# [Collected data]
__________________________________________________

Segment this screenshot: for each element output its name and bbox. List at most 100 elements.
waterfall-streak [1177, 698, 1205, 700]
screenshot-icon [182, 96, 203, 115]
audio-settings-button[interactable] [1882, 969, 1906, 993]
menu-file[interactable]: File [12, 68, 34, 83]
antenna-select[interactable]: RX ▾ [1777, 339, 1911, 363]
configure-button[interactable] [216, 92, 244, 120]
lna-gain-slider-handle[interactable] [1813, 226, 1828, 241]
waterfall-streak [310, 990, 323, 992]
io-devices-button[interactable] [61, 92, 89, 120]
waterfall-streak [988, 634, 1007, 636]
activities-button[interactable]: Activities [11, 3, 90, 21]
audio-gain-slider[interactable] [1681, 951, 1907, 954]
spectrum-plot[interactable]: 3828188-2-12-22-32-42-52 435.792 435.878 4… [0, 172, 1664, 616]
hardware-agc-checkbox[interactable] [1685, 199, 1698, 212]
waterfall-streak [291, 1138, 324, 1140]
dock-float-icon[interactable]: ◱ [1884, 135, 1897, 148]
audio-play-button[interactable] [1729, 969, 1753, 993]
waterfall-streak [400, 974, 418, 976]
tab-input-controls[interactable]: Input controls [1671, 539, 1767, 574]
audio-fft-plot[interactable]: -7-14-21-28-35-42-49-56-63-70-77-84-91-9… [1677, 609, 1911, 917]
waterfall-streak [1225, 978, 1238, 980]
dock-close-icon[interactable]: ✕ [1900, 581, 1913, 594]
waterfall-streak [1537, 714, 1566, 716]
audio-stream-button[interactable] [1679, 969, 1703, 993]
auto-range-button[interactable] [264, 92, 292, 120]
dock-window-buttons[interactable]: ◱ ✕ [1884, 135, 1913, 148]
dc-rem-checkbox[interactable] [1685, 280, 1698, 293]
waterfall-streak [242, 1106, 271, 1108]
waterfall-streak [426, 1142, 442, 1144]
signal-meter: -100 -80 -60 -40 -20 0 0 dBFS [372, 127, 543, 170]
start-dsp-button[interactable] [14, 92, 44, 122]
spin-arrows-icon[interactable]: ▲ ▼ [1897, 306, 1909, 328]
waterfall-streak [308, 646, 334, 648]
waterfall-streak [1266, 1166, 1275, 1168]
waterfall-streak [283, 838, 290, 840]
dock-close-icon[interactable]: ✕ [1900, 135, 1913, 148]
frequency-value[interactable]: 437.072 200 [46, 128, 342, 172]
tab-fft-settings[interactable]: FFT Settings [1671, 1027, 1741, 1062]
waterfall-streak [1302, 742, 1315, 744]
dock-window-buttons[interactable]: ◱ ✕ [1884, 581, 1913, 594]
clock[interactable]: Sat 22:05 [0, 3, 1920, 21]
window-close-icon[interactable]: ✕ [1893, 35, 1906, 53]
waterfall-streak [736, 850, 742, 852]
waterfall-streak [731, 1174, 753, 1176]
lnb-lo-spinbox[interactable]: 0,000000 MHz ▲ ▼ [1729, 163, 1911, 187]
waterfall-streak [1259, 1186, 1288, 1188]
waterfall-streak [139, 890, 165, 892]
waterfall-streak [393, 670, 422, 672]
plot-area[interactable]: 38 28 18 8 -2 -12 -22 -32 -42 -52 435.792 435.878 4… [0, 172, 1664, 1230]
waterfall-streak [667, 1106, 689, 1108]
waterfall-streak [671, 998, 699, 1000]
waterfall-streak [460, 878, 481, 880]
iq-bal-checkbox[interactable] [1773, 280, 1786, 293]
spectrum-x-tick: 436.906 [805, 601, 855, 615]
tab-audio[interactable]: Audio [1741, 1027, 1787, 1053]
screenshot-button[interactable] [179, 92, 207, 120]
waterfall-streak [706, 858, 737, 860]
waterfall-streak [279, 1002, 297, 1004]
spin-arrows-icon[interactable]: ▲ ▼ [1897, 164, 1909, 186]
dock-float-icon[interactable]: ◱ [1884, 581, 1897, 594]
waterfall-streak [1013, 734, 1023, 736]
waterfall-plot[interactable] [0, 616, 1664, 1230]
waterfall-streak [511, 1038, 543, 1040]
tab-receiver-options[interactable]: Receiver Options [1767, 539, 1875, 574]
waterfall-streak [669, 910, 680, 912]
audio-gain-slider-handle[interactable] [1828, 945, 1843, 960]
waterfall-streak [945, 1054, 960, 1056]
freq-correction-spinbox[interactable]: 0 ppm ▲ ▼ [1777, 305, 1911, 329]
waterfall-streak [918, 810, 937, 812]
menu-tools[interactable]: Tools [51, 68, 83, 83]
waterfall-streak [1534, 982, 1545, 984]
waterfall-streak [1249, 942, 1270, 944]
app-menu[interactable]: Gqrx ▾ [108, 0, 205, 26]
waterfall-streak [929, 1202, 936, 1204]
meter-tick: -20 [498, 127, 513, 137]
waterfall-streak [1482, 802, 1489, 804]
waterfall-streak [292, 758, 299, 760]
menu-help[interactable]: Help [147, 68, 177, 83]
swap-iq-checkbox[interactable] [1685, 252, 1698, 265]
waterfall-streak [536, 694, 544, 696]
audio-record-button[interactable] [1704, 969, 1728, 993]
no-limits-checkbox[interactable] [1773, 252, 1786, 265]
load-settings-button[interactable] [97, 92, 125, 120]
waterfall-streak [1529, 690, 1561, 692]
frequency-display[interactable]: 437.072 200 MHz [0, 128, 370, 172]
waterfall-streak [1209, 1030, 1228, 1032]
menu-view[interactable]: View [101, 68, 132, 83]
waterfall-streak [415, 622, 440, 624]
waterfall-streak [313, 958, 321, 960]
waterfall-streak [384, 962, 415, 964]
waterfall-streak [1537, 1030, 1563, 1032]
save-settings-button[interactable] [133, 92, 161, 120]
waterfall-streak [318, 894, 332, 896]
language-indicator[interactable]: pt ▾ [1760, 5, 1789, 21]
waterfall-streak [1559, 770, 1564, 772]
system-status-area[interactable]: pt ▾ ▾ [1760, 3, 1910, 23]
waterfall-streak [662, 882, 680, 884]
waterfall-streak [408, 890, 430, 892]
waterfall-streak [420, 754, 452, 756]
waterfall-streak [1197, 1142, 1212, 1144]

__________________________________________________

# [Task statement]
Retype every line of the items above verbatim, altering nothing.

# [Solution to the problem]
Segment this screenshot: for each element output its name and bbox. List at most 100 elements.
waterfall-streak [1177, 698, 1205, 700]
screenshot-icon [182, 96, 203, 115]
audio-settings-button[interactable] [1882, 969, 1906, 993]
menu-file[interactable]: File [12, 68, 34, 83]
antenna-select[interactable]: RX ▾ [1777, 339, 1911, 363]
configure-button[interactable] [216, 92, 244, 120]
lna-gain-slider-handle[interactable] [1813, 226, 1828, 241]
waterfall-streak [310, 990, 323, 992]
io-devices-button[interactable] [61, 92, 89, 120]
waterfall-streak [988, 634, 1007, 636]
activities-button[interactable]: Activities [11, 3, 90, 21]
audio-gain-slider[interactable] [1681, 951, 1907, 954]
spectrum-plot[interactable]: 3828188-2-12-22-32-42-52 435.792 435.878 4… [0, 172, 1664, 616]
hardware-agc-checkbox[interactable] [1685, 199, 1698, 212]
waterfall-streak [291, 1138, 324, 1140]
dock-float-icon[interactable]: ◱ [1884, 135, 1897, 148]
audio-play-button[interactable] [1729, 969, 1753, 993]
waterfall-streak [400, 974, 418, 976]
tab-input-controls[interactable]: Input controls [1671, 539, 1767, 574]
audio-fft-plot[interactable]: -7-14-21-28-35-42-49-56-63-70-77-84-91-9… [1677, 609, 1911, 917]
waterfall-streak [1225, 978, 1238, 980]
dock-close-icon[interactable]: ✕ [1900, 581, 1913, 594]
waterfall-streak [1537, 714, 1566, 716]
audio-stream-button[interactable] [1679, 969, 1703, 993]
auto-range-button[interactable] [264, 92, 292, 120]
dock-window-buttons[interactable]: ◱ ✕ [1884, 135, 1913, 148]
dc-rem-checkbox[interactable] [1685, 280, 1698, 293]
waterfall-streak [242, 1106, 271, 1108]
waterfall-streak [426, 1142, 442, 1144]
signal-meter: -100 -80 -60 -40 -20 0 0 dBFS [372, 127, 543, 170]
start-dsp-button[interactable] [14, 92, 44, 122]
spin-arrows-icon[interactable]: ▲ ▼ [1897, 306, 1909, 328]
waterfall-streak [308, 646, 334, 648]
waterfall-streak [1266, 1166, 1275, 1168]
waterfall-streak [283, 838, 290, 840]
dock-close-icon[interactable]: ✕ [1900, 135, 1913, 148]
frequency-value[interactable]: 437.072 200 [46, 128, 342, 172]
tab-fft-settings[interactable]: FFT Settings [1671, 1027, 1741, 1062]
waterfall-streak [1302, 742, 1315, 744]
dock-window-buttons[interactable]: ◱ ✕ [1884, 581, 1913, 594]
clock[interactable]: Sat 22:05 [0, 3, 1920, 21]
window-close-icon[interactable]: ✕ [1893, 35, 1906, 53]
waterfall-streak [736, 850, 742, 852]
waterfall-streak [731, 1174, 753, 1176]
lnb-lo-spinbox[interactable]: 0,000000 MHz ▲ ▼ [1729, 163, 1911, 187]
waterfall-streak [1259, 1186, 1288, 1188]
waterfall-streak [139, 890, 165, 892]
waterfall-streak [393, 670, 422, 672]
plot-area[interactable]: 38 28 18 8 -2 -12 -22 -32 -42 -52 435.792 435.878 4… [0, 172, 1664, 1230]
waterfall-streak [667, 1106, 689, 1108]
waterfall-streak [671, 998, 699, 1000]
waterfall-streak [460, 878, 481, 880]
iq-bal-checkbox[interactable] [1773, 280, 1786, 293]
spectrum-x-tick: 436.906 [805, 601, 855, 615]
tab-audio[interactable]: Audio [1741, 1027, 1787, 1053]
screenshot-button[interactable] [179, 92, 207, 120]
waterfall-streak [706, 858, 737, 860]
waterfall-streak [279, 1002, 297, 1004]
spin-arrows-icon[interactable]: ▲ ▼ [1897, 164, 1909, 186]
dock-float-icon[interactable]: ◱ [1884, 581, 1897, 594]
waterfall-streak [1013, 734, 1023, 736]
waterfall-plot[interactable] [0, 616, 1664, 1230]
waterfall-streak [511, 1038, 543, 1040]
tab-receiver-options[interactable]: Receiver Options [1767, 539, 1875, 574]
waterfall-streak [669, 910, 680, 912]
audio-gain-slider-handle[interactable] [1828, 945, 1843, 960]
waterfall-streak [945, 1054, 960, 1056]
freq-correction-spinbox[interactable]: 0 ppm ▲ ▼ [1777, 305, 1911, 329]
waterfall-streak [918, 810, 937, 812]
menu-tools[interactable]: Tools [51, 68, 83, 83]
waterfall-streak [1534, 982, 1545, 984]
waterfall-streak [1249, 942, 1270, 944]
app-menu[interactable]: Gqrx ▾ [108, 0, 205, 26]
waterfall-streak [929, 1202, 936, 1204]
meter-tick: -20 [498, 127, 513, 137]
waterfall-streak [1482, 802, 1489, 804]
waterfall-streak [292, 758, 299, 760]
menu-help[interactable]: Help [147, 68, 177, 83]
swap-iq-checkbox[interactable] [1685, 252, 1698, 265]
waterfall-streak [536, 694, 544, 696]
audio-record-button[interactable] [1704, 969, 1728, 993]
no-limits-checkbox[interactable] [1773, 252, 1786, 265]
load-settings-button[interactable] [97, 92, 125, 120]
waterfall-streak [1529, 690, 1561, 692]
frequency-display[interactable]: 437.072 200 MHz [0, 128, 370, 172]
waterfall-streak [1209, 1030, 1228, 1032]
menu-view[interactable]: View [101, 68, 132, 83]
waterfall-streak [415, 622, 440, 624]
waterfall-streak [313, 958, 321, 960]
waterfall-streak [384, 962, 415, 964]
waterfall-streak [1537, 1030, 1563, 1032]
save-settings-button[interactable] [133, 92, 161, 120]
waterfall-streak [318, 894, 332, 896]
language-indicator[interactable]: pt ▾ [1760, 5, 1789, 21]
waterfall-streak [1559, 770, 1564, 772]
system-status-area[interactable]: pt ▾ ▾ [1760, 3, 1910, 23]
waterfall-streak [662, 882, 680, 884]
waterfall-streak [408, 890, 430, 892]
waterfall-streak [420, 754, 452, 756]
waterfall-streak [1197, 1142, 1212, 1144]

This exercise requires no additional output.